> OBJECTIVE: Copy out all the entries exactly.

> DATA FOR THE TASK:
::::::::::
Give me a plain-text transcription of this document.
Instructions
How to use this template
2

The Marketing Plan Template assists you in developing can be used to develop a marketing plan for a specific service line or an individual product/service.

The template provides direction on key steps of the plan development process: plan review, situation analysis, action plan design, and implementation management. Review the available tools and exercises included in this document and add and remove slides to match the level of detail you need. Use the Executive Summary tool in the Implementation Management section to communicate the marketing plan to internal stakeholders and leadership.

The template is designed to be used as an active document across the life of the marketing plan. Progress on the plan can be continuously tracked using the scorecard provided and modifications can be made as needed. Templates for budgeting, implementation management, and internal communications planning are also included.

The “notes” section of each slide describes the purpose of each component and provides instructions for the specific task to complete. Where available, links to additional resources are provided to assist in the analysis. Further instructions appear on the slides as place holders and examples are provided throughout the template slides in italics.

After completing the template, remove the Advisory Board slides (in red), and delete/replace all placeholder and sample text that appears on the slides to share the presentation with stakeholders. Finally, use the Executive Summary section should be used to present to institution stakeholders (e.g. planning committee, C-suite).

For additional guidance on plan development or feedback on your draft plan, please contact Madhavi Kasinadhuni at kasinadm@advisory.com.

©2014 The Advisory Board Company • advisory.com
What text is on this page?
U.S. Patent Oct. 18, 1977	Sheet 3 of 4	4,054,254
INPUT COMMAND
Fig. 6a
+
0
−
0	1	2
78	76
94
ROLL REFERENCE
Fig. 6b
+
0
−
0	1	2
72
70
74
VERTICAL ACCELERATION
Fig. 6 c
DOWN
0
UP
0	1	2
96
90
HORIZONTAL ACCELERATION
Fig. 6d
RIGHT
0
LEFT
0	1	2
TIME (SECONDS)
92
::::::::::
> RESPONSE BELOW:
Give me a plain-text transcription of this document.
Instructions
How to use this template
2

The Marketing Plan Template assists you in developing can be used to develop a marketing plan for a specific service line or an individual product/service.

The template provides direction on key steps of the plan development process: plan review, situation analysis, action plan design, and implementation management. Review the available tools and exercises included in this document and add and remove slides to match the level of detail you need. Use the Executive Summary tool in the Implementation Management section to communicate the marketing plan to internal stakeholders and leadership.

The template is designed to be used as an active document across the life of the marketing plan. Progress on the plan can be continuously tracked using the scorecard provided and modifications can be made as needed. Templates for budgeting, implementation management, and internal communications planning are also included.

The “notes” section of each slide describes the purpose of each component and provides instructions for the specific task to complete. Where available, links to additional resources are provided to assist in the analysis. Further instructions appear on the slides as place holders and examples are provided throughout the template slides in italics.

After completing the template, remove the Advisory Board slides (in red), and delete/replace all placeholder and sample text that appears on the slides to share the presentation with stakeholders. Finally, use the Executive Summary section should be used to present to institution stakeholders (e.g. planning committee, C-suite).

For additional guidance on plan development or feedback on your draft plan, please contact Madhavi Kasinadhuni at kasinadm@advisory.com.

©2014 The Advisory Board Company • advisory.com
What text is on this page?
U.S. Patent Oct. 18, 1977	Sheet 3 of 4	4,054,254
INPUT COMMAND
Fig. 6a
+
0
−
0	1	2
78	76
94
ROLL REFERENCE
Fig. 6b
+
0
−
0	1	2
72
70
74
VERTICAL ACCELERATION
Fig. 6 c
DOWN
0
UP
0	1	2
96
90
HORIZONTAL ACCELERATION
Fig. 6d
RIGHT
0
LEFT
0	1	2
TIME (SECONDS)
92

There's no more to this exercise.